==== SUPPLIED RECORDS

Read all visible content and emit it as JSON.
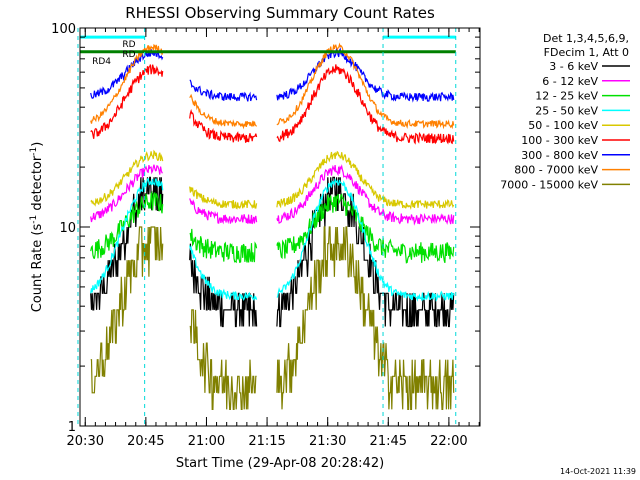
{
  "chart_data": {
    "type": "line",
    "title": "RHESSI Observing Summary Count Rates",
    "xlabel": "Start Time (29-Apr-08 20:28:42)",
    "ylabel": "Count Rate (s",
    "ylabel_sup": "-1",
    "ylabel_tail": " detector",
    "ylabel_end": ")",
    "yscale": "log",
    "ylim": [
      1,
      100
    ],
    "xlim_minutes": [
      0,
      99
    ],
    "x_ticks": [
      {
        "label": "20:30",
        "min": 1.3
      },
      {
        "label": "20:45",
        "min": 16.3
      },
      {
        "label": "21:00",
        "min": 31.3
      },
      {
        "label": "21:15",
        "min": 46.3
      },
      {
        "label": "21:30",
        "min": 61.3
      },
      {
        "label": "21:45",
        "min": 76.3
      },
      {
        "label": "22:00",
        "min": 91.3
      }
    ],
    "y_ticks": [
      {
        "label": "1",
        "value": 1
      },
      {
        "label": "10",
        "value": 10
      },
      {
        "label": "100",
        "value": 100
      }
    ],
    "legend": {
      "placement": "right",
      "header": [
        "Det 1,3,4,5,6,9,",
        "FDecim 1, Att 0"
      ],
      "entries": [
        {
          "label": "3 - 6 keV",
          "color": "#000000"
        },
        {
          "label": "6 - 12 keV",
          "color": "#ff00ff"
        },
        {
          "label": "12 - 25 keV",
          "color": "#00e000"
        },
        {
          "label": "25 - 50 keV",
          "color": "#00ffff"
        },
        {
          "label": "50 - 100 keV",
          "color": "#d8c800"
        },
        {
          "label": "100 - 300 keV",
          "color": "#ff0000"
        },
        {
          "label": "300 - 800 keV",
          "color": "#0000ff"
        },
        {
          "label": "800 - 7000 keV",
          "color": "#ff8000"
        },
        {
          "label": "7000 - 15000 keV",
          "color": "#808000"
        }
      ]
    },
    "flag_labels": [
      {
        "label": "RD",
        "min": 10.5,
        "value": 84
      },
      {
        "label": "RD",
        "min": 10.5,
        "value": 75
      },
      {
        "label": "RD4",
        "min": 3.0,
        "value": 69
      }
    ],
    "night_markers_min": [
      -0.5,
      16.0,
      75.0,
      93.0
    ],
    "series_profiles": [
      {
        "color": "#000000",
        "base": 3.8,
        "peak": 15.0,
        "noise": 0.22,
        "step": true
      },
      {
        "color": "#ff00ff",
        "base": 11.0,
        "peak": 19.5,
        "noise": 0.06
      },
      {
        "color": "#00e000",
        "base": 7.5,
        "peak": 13.5,
        "noise": 0.12
      },
      {
        "color": "#00ffff",
        "base": 4.5,
        "peak": 17.0,
        "noise": 0.05
      },
      {
        "color": "#d8c800",
        "base": 13.0,
        "peak": 23.0,
        "noise": 0.05
      },
      {
        "color": "#ff0000",
        "base": 28.0,
        "peak": 62.0,
        "noise": 0.06
      },
      {
        "color": "#0000ff",
        "base": 45.0,
        "peak": 75.0,
        "noise": 0.05
      },
      {
        "color": "#ff8000",
        "base": 33.0,
        "peak": 80.0,
        "noise": 0.04
      },
      {
        "color": "#808000",
        "base": 1.6,
        "peak": 8.5,
        "noise": 0.3,
        "step": true
      }
    ],
    "flag_bars": [
      {
        "color": "#00ffff",
        "value": 90,
        "from_min": -0.5,
        "to_min": 16.0
      },
      {
        "color": "#00ffff",
        "value": 90,
        "from_min": 75.0,
        "to_min": 93.0
      },
      {
        "color": "#008000",
        "value": 76,
        "from_min": -0.5,
        "to_min": 93.0
      }
    ],
    "timestamp": "14-Oct-2021 11:39"
  }
}
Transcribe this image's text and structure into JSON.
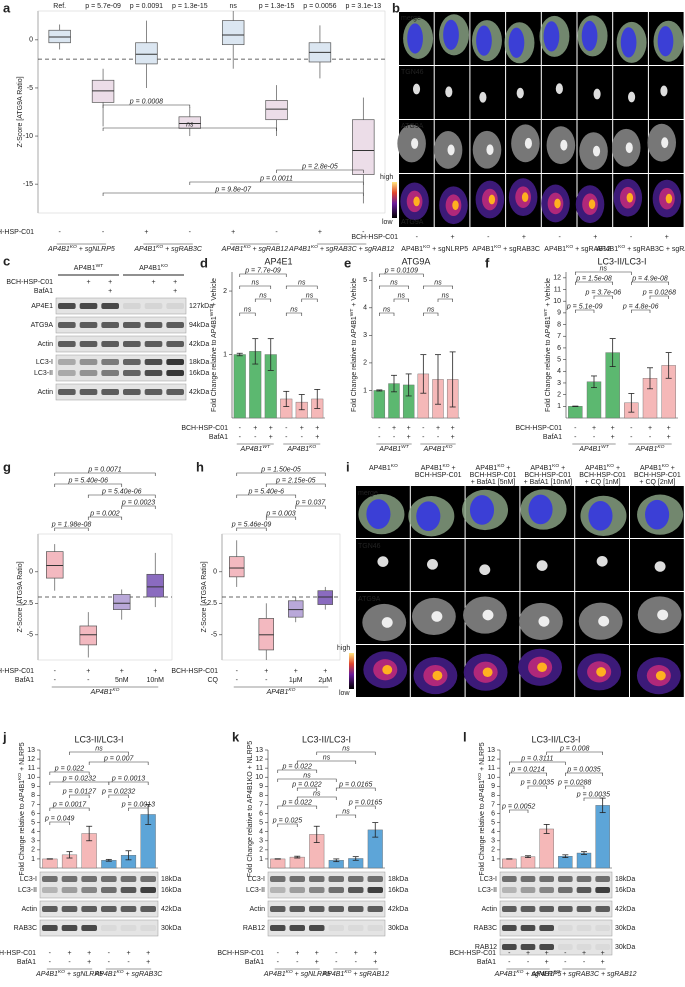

========

__WRITTEN EXERCISE__:
Repeat the records above exactly, leaving out any pictures they contain.

__FINISHED TASK__:
Read all visible content and emit it as JSON.
{
  "chart_data": {
    "type": "line",
    "title": "RHESSI Observing Summary Count Rates",
    "xlabel": "Start Time (29-Apr-08 20:28:42)",
    "ylabel": "Count Rate (s",
    "ylabel_sup": "-1",
    "ylabel_tail": " detector",
    "ylabel_end": ")",
    "yscale": "log",
    "ylim": [
      1,
      100
    ],
    "xlim_minutes": [
      0,
      99
    ],
    "x_ticks": [
      {
        "label": "20:30",
        "min": 1.3
      },
      {
        "label": "20:45",
        "min": 16.3
      },
      {
        "label": "21:00",
        "min": 31.3
      },
      {
        "label": "21:15",
        "min": 46.3
      },
      {
        "label": "21:30",
        "min": 61.3
      },
      {
        "label": "21:45",
        "min": 76.3
      },
      {
        "label": "22:00",
        "min": 91.3
      }
    ],
    "y_ticks": [
      {
        "label": "1",
        "value": 1
      },
      {
        "label": "10",
        "value": 10
      },
      {
        "label": "100",
        "value": 100
      }
    ],
    "legend": {
      "placement": "right",
      "header": [
        "Det 1,3,4,5,6,9,",
        "FDecim 1, Att 0"
      ],
      "entries": [
        {
          "label": "3 - 6 keV",
          "color": "#000000"
        },
        {
          "label": "6 - 12 keV",
          "color": "#ff00ff"
        },
        {
          "label": "12 - 25 keV",
          "color": "#00e000"
        },
        {
          "label": "25 - 50 keV",
          "color": "#00ffff"
        },
        {
          "label": "50 - 100 keV",
          "color": "#d8c800"
        },
        {
          "label": "100 - 300 keV",
          "color": "#ff0000"
        },
        {
          "label": "300 - 800 keV",
          "color": "#0000ff"
        },
        {
          "label": "800 - 7000 keV",
          "color": "#ff8000"
        },
        {
          "label": "7000 - 15000 keV",
          "color": "#808000"
        }
      ]
    },
    "flag_labels": [
      {
        "label": "RD",
        "min": 10.5,
        "value": 84
      },
      {
        "label": "RD",
        "min": 10.5,
        "value": 75
      },
      {
        "label": "RD4",
        "min": 3.0,
        "value": 69
      }
    ],
    "night_markers_min": [
      -0.5,
      16.0,
      75.0,
      93.0
    ],
    "series_profiles": [
      {
        "color": "#000000",
        "base": 3.8,
        "peak": 15.0,
        "noise": 0.22,
        "step": true
      },
      {
        "color": "#ff00ff",
        "base": 11.0,
        "peak": 19.5,
        "noise": 0.06
      },
      {
        "color": "#00e000",
        "base": 7.5,
        "peak": 13.5,
        "noise": 0.12
      },
      {
        "color": "#00ffff",
        "base": 4.5,
        "peak": 17.0,
        "noise": 0.05
      },
      {
        "color": "#d8c800",
        "base": 13.0,
        "peak": 23.0,
        "noise": 0.05
      },
      {
        "color": "#ff0000",
        "base": 28.0,
        "peak": 62.0,
        "noise": 0.06
      },
      {
        "color": "#0000ff",
        "base": 45.0,
        "peak": 75.0,
        "noise": 0.05
      },
      {
        "color": "#ff8000",
        "base": 33.0,
        "peak": 80.0,
        "noise": 0.04
      },
      {
        "color": "#808000",
        "base": 1.6,
        "peak": 8.5,
        "noise": 0.3,
        "step": true
      }
    ],
    "flag_bars": [
      {
        "color": "#00ffff",
        "value": 90,
        "from_min": -0.5,
        "to_min": 16.0
      },
      {
        "color": "#00ffff",
        "value": 90,
        "from_min": 75.0,
        "to_min": 93.0
      },
      {
        "color": "#008000",
        "value": 76,
        "from_min": -0.5,
        "to_min": 93.0
      }
    ],
    "timestamp": "14-Oct-2021 11:39"
  }
}
Transcribe this image's text and structure into JSON.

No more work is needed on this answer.